Direction – Quote all entries in full, exactly.

>> Start Given records

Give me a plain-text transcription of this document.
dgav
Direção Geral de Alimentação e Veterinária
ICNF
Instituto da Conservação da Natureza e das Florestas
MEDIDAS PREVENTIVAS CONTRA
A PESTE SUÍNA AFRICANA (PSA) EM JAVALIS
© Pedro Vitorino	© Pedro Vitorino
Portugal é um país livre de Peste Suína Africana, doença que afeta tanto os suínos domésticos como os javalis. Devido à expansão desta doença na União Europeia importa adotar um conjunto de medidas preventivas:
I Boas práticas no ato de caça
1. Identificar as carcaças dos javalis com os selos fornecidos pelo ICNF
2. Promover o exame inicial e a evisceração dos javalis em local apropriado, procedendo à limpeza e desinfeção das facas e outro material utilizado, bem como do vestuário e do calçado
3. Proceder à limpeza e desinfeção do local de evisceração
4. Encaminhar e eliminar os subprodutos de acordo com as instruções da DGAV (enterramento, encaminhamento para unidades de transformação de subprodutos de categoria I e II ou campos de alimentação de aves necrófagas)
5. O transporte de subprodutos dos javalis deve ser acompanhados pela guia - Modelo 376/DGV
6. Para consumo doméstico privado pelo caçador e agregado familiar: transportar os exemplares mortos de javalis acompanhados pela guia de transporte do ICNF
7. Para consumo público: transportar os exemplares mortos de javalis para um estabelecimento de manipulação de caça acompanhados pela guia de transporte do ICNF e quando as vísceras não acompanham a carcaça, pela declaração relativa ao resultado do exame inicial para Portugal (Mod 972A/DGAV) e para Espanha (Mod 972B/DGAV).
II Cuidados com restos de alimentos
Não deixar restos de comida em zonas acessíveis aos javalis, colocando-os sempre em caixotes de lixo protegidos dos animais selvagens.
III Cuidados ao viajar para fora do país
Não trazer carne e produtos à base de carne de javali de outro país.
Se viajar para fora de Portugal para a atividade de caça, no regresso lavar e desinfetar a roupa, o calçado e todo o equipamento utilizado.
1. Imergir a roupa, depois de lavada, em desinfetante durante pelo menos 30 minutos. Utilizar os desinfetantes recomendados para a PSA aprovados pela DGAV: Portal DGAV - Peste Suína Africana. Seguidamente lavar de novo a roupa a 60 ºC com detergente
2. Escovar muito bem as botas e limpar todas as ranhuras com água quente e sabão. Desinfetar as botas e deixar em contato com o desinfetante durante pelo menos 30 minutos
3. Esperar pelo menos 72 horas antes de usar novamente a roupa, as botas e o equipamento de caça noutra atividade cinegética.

>> End Given records

Full response –
Give me a plain-text transcription of this document.
dgav
Direção Geral de Alimentação e Veterinária
ICNF
Instituto da Conservação da Natureza e das Florestas
MEDIDAS PREVENTIVAS CONTRA
A PESTE SUÍNA AFRICANA (PSA) EM JAVALIS
© Pedro Vitorino	© Pedro Vitorino
Portugal é um país livre de Peste Suína Africana, doença que afeta tanto os suínos domésticos como os javalis. Devido à expansão desta doença na União Europeia importa adotar um conjunto de medidas preventivas:
I Boas práticas no ato de caça
1. Identificar as carcaças dos javalis com os selos fornecidos pelo ICNF
2. Promover o exame inicial e a evisceração dos javalis em local apropriado, procedendo à limpeza e desinfeção das facas e outro material utilizado, bem como do vestuário e do calçado
3. Proceder à limpeza e desinfeção do local de evisceração
4. Encaminhar e eliminar os subprodutos de acordo com as instruções da DGAV (enterramento, encaminhamento para unidades de transformação de subprodutos de categoria I e II ou campos de alimentação de aves necrófagas)
5. O transporte de subprodutos dos javalis deve ser acompanhados pela guia - Modelo 376/DGV
6. Para consumo doméstico privado pelo caçador e agregado familiar: transportar os exemplares mortos de javalis acompanhados pela guia de transporte do ICNF
7. Para consumo público: transportar os exemplares mortos de javalis para um estabelecimento de manipulação de caça acompanhados pela guia de transporte do ICNF e quando as vísceras não acompanham a carcaça, pela declaração relativa ao resultado do exame inicial para Portugal (Mod 972A/DGAV) e para Espanha (Mod 972B/DGAV).
II Cuidados com restos de alimentos
Não deixar restos de comida em zonas acessíveis aos javalis, colocando-os sempre em caixotes de lixo protegidos dos animais selvagens.
III Cuidados ao viajar para fora do país
Não trazer carne e produtos à base de carne de javali de outro país.
Se viajar para fora de Portugal para a atividade de caça, no regresso lavar e desinfetar a roupa, o calçado e todo o equipamento utilizado.
1. Imergir a roupa, depois de lavada, em desinfetante durante pelo menos 30 minutos. Utilizar os desinfetantes recomendados para a PSA aprovados pela DGAV: Portal DGAV - Peste Suína Africana. Seguidamente lavar de novo a roupa a 60 ºC com detergente
2. Escovar muito bem as botas e limpar todas as ranhuras com água quente e sabão. Desinfetar as botas e deixar em contato com o desinfetante durante pelo menos 30 minutos
3. Esperar pelo menos 72 horas antes de usar novamente a roupa, as botas e o equipamento de caça noutra atividade cinegética.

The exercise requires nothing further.